» **Exercise details**
Examine each line of the data. Copy those that contain the string "ассигнования".

» **Supplied information**
◇ ◇ ◇ ◇ ◇ ◇ ◇

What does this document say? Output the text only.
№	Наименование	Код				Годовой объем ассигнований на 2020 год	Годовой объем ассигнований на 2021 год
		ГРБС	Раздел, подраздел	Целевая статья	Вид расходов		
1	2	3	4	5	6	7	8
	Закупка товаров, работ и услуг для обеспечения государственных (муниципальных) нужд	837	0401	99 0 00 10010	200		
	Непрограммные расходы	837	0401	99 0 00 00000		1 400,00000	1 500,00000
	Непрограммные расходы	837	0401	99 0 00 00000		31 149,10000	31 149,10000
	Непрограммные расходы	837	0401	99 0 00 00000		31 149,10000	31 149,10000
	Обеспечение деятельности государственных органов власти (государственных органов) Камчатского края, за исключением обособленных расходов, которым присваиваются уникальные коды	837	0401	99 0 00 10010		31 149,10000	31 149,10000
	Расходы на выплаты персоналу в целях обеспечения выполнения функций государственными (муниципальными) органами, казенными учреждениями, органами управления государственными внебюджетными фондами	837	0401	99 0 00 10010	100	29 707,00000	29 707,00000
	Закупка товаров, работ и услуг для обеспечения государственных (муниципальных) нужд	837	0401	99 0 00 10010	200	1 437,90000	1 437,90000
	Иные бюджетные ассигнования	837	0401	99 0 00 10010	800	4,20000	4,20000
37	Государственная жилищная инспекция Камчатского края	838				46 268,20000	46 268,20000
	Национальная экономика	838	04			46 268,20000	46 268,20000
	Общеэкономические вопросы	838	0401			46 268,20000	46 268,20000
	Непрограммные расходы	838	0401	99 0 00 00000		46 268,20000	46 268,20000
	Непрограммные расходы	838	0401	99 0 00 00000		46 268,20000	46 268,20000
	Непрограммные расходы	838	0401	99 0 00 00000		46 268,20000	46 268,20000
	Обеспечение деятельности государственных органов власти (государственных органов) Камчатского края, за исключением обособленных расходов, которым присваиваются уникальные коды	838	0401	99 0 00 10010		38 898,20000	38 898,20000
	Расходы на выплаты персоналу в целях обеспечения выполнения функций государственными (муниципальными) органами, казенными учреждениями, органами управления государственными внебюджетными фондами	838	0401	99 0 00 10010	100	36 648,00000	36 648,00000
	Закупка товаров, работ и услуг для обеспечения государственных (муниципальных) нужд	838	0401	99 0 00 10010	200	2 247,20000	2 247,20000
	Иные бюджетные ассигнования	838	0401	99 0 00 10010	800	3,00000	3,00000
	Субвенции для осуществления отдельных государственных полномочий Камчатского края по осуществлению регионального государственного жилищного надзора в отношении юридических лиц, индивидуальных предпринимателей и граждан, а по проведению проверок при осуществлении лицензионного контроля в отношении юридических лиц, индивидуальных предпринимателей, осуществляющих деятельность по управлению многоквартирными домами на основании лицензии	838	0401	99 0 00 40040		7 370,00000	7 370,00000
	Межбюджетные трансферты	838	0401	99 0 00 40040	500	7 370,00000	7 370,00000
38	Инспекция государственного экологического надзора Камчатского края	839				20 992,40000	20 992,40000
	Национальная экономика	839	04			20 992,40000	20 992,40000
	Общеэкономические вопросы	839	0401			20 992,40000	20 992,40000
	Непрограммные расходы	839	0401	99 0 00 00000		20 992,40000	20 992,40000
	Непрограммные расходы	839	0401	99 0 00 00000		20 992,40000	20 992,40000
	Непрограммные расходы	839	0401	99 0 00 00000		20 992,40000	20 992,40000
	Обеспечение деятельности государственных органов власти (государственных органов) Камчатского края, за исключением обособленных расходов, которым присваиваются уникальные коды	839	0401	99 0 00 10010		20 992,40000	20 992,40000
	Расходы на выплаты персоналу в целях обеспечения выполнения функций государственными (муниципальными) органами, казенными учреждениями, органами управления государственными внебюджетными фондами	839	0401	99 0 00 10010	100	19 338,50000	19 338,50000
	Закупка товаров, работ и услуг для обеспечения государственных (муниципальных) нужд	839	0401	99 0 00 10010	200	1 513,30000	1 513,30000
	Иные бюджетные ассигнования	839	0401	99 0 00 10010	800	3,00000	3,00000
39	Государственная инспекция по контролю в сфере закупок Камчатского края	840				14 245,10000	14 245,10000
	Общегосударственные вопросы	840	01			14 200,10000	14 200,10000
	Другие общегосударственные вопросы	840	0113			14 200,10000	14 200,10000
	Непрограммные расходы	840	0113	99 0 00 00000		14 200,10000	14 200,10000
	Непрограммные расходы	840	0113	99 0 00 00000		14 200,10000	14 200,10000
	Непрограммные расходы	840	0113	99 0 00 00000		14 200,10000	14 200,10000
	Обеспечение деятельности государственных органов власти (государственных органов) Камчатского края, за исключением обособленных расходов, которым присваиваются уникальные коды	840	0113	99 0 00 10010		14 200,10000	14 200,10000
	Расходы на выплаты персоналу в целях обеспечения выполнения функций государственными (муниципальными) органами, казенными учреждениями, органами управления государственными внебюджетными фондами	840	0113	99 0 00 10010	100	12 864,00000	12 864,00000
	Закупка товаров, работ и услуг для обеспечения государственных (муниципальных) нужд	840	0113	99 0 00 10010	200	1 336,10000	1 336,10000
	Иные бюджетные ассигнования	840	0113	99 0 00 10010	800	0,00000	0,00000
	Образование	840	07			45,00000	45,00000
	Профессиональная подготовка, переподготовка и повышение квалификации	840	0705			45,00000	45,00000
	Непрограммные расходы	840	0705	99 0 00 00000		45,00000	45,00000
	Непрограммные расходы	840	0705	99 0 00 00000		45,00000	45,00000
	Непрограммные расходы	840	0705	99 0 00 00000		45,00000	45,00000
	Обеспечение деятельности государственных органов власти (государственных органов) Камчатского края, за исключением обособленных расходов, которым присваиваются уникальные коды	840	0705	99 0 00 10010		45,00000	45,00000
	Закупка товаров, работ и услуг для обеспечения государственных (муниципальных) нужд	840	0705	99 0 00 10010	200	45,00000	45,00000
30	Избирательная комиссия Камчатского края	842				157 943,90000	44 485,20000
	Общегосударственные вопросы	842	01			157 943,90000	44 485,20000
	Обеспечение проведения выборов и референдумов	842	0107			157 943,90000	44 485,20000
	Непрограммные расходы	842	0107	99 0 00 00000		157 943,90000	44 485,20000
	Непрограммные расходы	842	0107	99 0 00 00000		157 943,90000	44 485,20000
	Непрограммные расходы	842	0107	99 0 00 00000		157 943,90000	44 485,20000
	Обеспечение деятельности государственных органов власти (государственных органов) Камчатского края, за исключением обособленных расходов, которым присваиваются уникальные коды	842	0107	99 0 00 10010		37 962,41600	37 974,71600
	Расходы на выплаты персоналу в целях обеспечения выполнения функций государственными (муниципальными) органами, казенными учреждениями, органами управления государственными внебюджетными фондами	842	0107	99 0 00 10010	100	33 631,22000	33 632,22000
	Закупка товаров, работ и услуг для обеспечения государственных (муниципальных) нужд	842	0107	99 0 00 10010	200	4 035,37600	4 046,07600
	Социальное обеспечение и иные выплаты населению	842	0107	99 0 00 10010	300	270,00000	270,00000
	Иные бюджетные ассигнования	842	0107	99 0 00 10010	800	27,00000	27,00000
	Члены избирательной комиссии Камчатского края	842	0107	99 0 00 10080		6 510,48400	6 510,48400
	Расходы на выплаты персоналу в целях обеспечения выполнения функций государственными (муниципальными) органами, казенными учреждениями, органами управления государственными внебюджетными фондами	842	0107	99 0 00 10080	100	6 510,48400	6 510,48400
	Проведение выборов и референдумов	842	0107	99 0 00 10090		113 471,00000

◇ ◇ ◇ ◇ ◇ ◇ ◇

» **Answer to the problem**
	Иные бюджетные ассигнования	837	0401	99 0 00 10010	800	4,20000	4,20000
	Иные бюджетные ассигнования	838	0401	99 0 00 10010	800	3,00000	3,00000
	Иные бюджетные ассигнования	839	0401	99 0 00 10010	800	3,00000	3,00000
	Иные бюджетные ассигнования	840	0113	99 0 00 10010	800	0,00000	0,00000
	Иные бюджетные ассигнования	842	0107	99 0 00 10010	800	27,00000	27,00000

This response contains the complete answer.